[WHAT IS REQUIRED]: Extract each line of the data and write it out again exactly.

[INPUT]:
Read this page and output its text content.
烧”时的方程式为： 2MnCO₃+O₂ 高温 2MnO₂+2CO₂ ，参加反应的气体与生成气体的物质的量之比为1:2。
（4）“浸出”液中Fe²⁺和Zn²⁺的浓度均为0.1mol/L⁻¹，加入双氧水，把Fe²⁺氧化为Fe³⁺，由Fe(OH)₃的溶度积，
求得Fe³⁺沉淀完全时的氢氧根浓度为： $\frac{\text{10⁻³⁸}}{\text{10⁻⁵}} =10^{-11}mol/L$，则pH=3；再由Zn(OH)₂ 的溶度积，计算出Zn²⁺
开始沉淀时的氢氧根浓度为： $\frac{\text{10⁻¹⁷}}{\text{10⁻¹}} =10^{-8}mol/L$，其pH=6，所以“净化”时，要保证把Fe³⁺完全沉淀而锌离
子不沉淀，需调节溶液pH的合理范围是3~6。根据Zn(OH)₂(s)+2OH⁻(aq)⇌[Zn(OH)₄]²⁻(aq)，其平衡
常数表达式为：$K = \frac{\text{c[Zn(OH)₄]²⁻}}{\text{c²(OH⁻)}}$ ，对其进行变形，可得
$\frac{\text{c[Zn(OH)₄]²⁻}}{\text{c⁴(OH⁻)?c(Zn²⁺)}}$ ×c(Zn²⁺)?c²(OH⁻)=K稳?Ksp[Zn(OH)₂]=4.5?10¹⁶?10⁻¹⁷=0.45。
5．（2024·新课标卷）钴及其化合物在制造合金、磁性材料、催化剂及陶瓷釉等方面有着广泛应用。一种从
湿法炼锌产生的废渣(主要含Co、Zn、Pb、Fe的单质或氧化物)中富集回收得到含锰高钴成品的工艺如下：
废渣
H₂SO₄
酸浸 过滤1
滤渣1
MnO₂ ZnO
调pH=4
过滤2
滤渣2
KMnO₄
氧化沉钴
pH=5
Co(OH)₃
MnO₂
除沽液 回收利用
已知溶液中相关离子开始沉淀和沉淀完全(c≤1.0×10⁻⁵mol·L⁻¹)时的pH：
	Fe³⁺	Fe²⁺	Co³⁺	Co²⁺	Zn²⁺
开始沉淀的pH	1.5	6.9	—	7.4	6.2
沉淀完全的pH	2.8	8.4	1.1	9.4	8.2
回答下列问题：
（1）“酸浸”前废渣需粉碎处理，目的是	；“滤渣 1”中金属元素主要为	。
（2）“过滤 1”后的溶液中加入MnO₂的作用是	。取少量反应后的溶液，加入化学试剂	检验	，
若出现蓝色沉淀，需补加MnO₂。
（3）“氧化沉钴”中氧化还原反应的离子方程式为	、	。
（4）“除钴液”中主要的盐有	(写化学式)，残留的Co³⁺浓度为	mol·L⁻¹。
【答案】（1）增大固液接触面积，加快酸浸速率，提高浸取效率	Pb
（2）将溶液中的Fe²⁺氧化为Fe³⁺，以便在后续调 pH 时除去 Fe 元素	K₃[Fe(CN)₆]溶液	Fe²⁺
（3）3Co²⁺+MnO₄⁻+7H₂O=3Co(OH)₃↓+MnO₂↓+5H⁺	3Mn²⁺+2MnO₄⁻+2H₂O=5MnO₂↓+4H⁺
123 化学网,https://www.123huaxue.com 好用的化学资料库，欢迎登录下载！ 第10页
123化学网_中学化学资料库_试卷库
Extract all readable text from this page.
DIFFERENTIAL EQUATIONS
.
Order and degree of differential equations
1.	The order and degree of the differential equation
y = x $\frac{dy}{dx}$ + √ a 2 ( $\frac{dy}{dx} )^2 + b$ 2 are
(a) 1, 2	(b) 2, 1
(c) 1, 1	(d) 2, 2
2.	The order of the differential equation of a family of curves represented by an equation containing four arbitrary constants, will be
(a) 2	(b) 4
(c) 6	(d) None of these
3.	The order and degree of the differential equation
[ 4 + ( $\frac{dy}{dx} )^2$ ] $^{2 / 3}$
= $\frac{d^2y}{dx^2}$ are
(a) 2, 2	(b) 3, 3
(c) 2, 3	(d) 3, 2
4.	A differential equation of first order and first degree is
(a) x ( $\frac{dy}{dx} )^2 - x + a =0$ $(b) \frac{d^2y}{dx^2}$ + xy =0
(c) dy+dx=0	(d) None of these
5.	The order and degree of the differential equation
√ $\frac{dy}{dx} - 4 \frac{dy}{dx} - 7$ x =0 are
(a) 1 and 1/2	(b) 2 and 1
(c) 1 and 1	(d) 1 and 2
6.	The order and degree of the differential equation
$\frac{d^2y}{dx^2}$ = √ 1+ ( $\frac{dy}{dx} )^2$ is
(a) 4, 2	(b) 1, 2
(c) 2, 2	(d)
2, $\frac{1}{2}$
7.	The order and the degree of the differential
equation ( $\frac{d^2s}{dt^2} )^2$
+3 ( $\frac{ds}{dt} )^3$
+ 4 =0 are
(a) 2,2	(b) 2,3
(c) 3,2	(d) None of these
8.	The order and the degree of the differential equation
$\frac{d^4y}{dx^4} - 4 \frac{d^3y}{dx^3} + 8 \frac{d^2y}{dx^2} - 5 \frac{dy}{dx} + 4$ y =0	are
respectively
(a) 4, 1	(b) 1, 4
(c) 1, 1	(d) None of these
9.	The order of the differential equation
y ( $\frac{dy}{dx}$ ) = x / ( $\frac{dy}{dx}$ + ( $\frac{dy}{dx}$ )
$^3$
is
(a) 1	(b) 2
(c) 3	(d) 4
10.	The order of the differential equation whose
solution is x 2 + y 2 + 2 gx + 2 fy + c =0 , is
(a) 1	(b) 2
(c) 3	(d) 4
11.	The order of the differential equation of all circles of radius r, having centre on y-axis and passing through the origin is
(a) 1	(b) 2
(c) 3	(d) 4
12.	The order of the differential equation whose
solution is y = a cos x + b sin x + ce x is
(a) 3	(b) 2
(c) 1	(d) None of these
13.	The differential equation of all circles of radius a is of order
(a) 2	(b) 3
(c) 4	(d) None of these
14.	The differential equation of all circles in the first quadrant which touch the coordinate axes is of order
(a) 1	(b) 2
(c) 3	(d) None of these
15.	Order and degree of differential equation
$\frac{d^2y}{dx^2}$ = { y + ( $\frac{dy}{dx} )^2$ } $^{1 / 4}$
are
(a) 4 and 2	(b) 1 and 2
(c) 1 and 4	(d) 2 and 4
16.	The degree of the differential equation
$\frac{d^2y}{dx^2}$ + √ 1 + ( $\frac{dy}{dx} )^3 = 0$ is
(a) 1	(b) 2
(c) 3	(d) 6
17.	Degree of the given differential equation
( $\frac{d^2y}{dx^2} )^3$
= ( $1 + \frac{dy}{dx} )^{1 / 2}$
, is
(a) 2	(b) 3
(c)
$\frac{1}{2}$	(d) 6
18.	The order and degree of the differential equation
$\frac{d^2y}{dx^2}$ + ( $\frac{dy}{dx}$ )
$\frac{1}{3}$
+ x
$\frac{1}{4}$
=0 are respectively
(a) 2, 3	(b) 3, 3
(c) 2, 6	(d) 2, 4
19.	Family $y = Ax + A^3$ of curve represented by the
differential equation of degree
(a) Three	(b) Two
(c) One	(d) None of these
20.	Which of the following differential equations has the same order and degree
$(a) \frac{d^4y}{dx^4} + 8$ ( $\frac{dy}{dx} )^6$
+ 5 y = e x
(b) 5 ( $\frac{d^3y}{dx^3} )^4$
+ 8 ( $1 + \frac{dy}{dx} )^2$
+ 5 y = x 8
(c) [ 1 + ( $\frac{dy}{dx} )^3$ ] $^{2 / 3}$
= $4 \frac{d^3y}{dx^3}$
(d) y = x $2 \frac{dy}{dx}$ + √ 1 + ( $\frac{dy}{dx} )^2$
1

[EXERCISE ANSWER]:
Read this page and output its text content.
烧”时的方程式为： 2MnCO₃+O₂ 高温 2MnO₂+2CO₂ ，参加反应的气体与生成气体的物质的量之比为1:2。
（4）“浸出”液中Fe²⁺和Zn²⁺的浓度均为0.1mol/L⁻¹，加入双氧水，把Fe²⁺氧化为Fe³⁺，由Fe(OH)₃的溶度积，
求得Fe³⁺沉淀完全时的氢氧根浓度为： $\frac{\text{10⁻³⁸}}{\text{10⁻⁵}} =10^{-11}mol/L$，则pH=3；再由Zn(OH)₂ 的溶度积，计算出Zn²⁺
开始沉淀时的氢氧根浓度为： $\frac{\text{10⁻¹⁷}}{\text{10⁻¹}} =10^{-8}mol/L$，其pH=6，所以“净化”时，要保证把Fe³⁺完全沉淀而锌离
子不沉淀，需调节溶液pH的合理范围是3~6。根据Zn(OH)₂(s)+2OH⁻(aq)⇌[Zn(OH)₄]²⁻(aq)，其平衡
常数表达式为：$K = \frac{\text{c[Zn(OH)₄]²⁻}}{\text{c²(OH⁻)}}$ ，对其进行变形，可得
$\frac{\text{c[Zn(OH)₄]²⁻}}{\text{c⁴(OH⁻)?c(Zn²⁺)}}$ ×c(Zn²⁺)?c²(OH⁻)=K稳?Ksp[Zn(OH)₂]=4.5?10¹⁶?10⁻¹⁷=0.45。
5．（2024·新课标卷）钴及其化合物在制造合金、磁性材料、催化剂及陶瓷釉等方面有着广泛应用。一种从
湿法炼锌产生的废渣(主要含Co、Zn、Pb、Fe的单质或氧化物)中富集回收得到含锰高钴成品的工艺如下：
废渣
H₂SO₄
酸浸 过滤1
滤渣1
MnO₂ ZnO
调pH=4
过滤2
滤渣2
KMnO₄
氧化沉钴
pH=5
Co(OH)₃
MnO₂
除沽液 回收利用
已知溶液中相关离子开始沉淀和沉淀完全(c≤1.0×10⁻⁵mol·L⁻¹)时的pH：
	Fe³⁺	Fe²⁺	Co³⁺	Co²⁺	Zn²⁺
开始沉淀的pH	1.5	6.9	—	7.4	6.2
沉淀完全的pH	2.8	8.4	1.1	9.4	8.2
回答下列问题：
（1）“酸浸”前废渣需粉碎处理，目的是	；“滤渣 1”中金属元素主要为	。
（2）“过滤 1”后的溶液中加入MnO₂的作用是	。取少量反应后的溶液，加入化学试剂	检验	，
若出现蓝色沉淀，需补加MnO₂。
（3）“氧化沉钴”中氧化还原反应的离子方程式为	、	。
（4）“除钴液”中主要的盐有	(写化学式)，残留的Co³⁺浓度为	mol·L⁻¹。
【答案】（1）增大固液接触面积，加快酸浸速率，提高浸取效率	Pb
（2）将溶液中的Fe²⁺氧化为Fe³⁺，以便在后续调 pH 时除去 Fe 元素	K₃[Fe(CN)₆]溶液	Fe²⁺
（3）3Co²⁺+MnO₄⁻+7H₂O=3Co(OH)₃↓+MnO₂↓+5H⁺	3Mn²⁺+2MnO₄⁻+2H₂O=5MnO₂↓+4H⁺
123 化学网,https://www.123huaxue.com 好用的化学资料库，欢迎登录下载！ 第10页
123化学网_中学化学资料库_试卷库
Extract all readable text from this page.
DIFFERENTIAL EQUATIONS
.
Order and degree of differential equations
1.	The order and degree of the differential equation
y = x $\frac{dy}{dx}$ + √ a 2 ( $\frac{dy}{dx} )^2 + b$ 2 are
(a) 1, 2	(b) 2, 1
(c) 1, 1	(d) 2, 2
2.	The order of the differential equation of a family of curves represented by an equation containing four arbitrary constants, will be
(a) 2	(b) 4
(c) 6	(d) None of these
3.	The order and degree of the differential equation
[ 4 + ( $\frac{dy}{dx} )^2$ ] $^{2 / 3}$
= $\frac{d^2y}{dx^2}$ are
(a) 2, 2	(b) 3, 3
(c) 2, 3	(d) 3, 2
4.	A differential equation of first order and first degree is
(a) x ( $\frac{dy}{dx} )^2 - x + a =0$ $(b) \frac{d^2y}{dx^2}$ + xy =0
(c) dy+dx=0	(d) None of these
5.	The order and degree of the differential equation
√ $\frac{dy}{dx} - 4 \frac{dy}{dx} - 7$ x =0 are
(a) 1 and 1/2	(b) 2 and 1
(c) 1 and 1	(d) 1 and 2
6.	The order and degree of the differential equation
$\frac{d^2y}{dx^2}$ = √ 1+ ( $\frac{dy}{dx} )^2$ is
(a) 4, 2	(b) 1, 2
(c) 2, 2	(d)
2, $\frac{1}{2}$
7.	The order and the degree of the differential
equation ( $\frac{d^2s}{dt^2} )^2$
+3 ( $\frac{ds}{dt} )^3$
+ 4 =0 are
(a) 2,2	(b) 2,3
(c) 3,2	(d) None of these
8.	The order and the degree of the differential equation
$\frac{d^4y}{dx^4} - 4 \frac{d^3y}{dx^3} + 8 \frac{d^2y}{dx^2} - 5 \frac{dy}{dx} + 4$ y =0	are
respectively
(a) 4, 1	(b) 1, 4
(c) 1, 1	(d) None of these
9.	The order of the differential equation
y ( $\frac{dy}{dx}$ ) = x / ( $\frac{dy}{dx}$ + ( $\frac{dy}{dx}$ )
$^3$
is
(a) 1	(b) 2
(c) 3	(d) 4
10.	The order of the differential equation whose
solution is x 2 + y 2 + 2 gx + 2 fy + c =0 , is
(a) 1	(b) 2
(c) 3	(d) 4
11.	The order of the differential equation of all circles of radius r, having centre on y-axis and passing through the origin is
(a) 1	(b) 2
(c) 3	(d) 4
12.	The order of the differential equation whose
solution is y = a cos x + b sin x + ce x is
(a) 3	(b) 2
(c) 1	(d) None of these
13.	The differential equation of all circles of radius a is of order
(a) 2	(b) 3
(c) 4	(d) None of these
14.	The differential equation of all circles in the first quadrant which touch the coordinate axes is of order
(a) 1	(b) 2
(c) 3	(d) None of these
15.	Order and degree of differential equation
$\frac{d^2y}{dx^2}$ = { y + ( $\frac{dy}{dx} )^2$ } $^{1 / 4}$
are
(a) 4 and 2	(b) 1 and 2
(c) 1 and 4	(d) 2 and 4
16.	The degree of the differential equation
$\frac{d^2y}{dx^2}$ + √ 1 + ( $\frac{dy}{dx} )^3 = 0$ is
(a) 1	(b) 2
(c) 3	(d) 6
17.	Degree of the given differential equation
( $\frac{d^2y}{dx^2} )^3$
= ( $1 + \frac{dy}{dx} )^{1 / 2}$
, is
(a) 2	(b) 3
(c)
$\frac{1}{2}$	(d) 6
18.	The order and degree of the differential equation
$\frac{d^2y}{dx^2}$ + ( $\frac{dy}{dx}$ )
$\frac{1}{3}$
+ x
$\frac{1}{4}$
=0 are respectively
(a) 2, 3	(b) 3, 3
(c) 2, 6	(d) 2, 4
19.	Family $y = Ax + A^3$ of curve represented by the
differential equation of degree
(a) Three	(b) Two
(c) One	(d) None of these
20.	Which of the following differential equations has the same order and degree
$(a) \frac{d^4y}{dx^4} + 8$ ( $\frac{dy}{dx} )^6$
+ 5 y = e x
(b) 5 ( $\frac{d^3y}{dx^3} )^4$
+ 8 ( $1 + \frac{dy}{dx} )^2$
+ 5 y = x 8
(c) [ 1 + ( $\frac{dy}{dx} )^3$ ] $^{2 / 3}$
= $4 \frac{d^3y}{dx^3}$
(d) y = x $2 \frac{dy}{dx}$ + √ 1 + ( $\frac{dy}{dx} )^2$
1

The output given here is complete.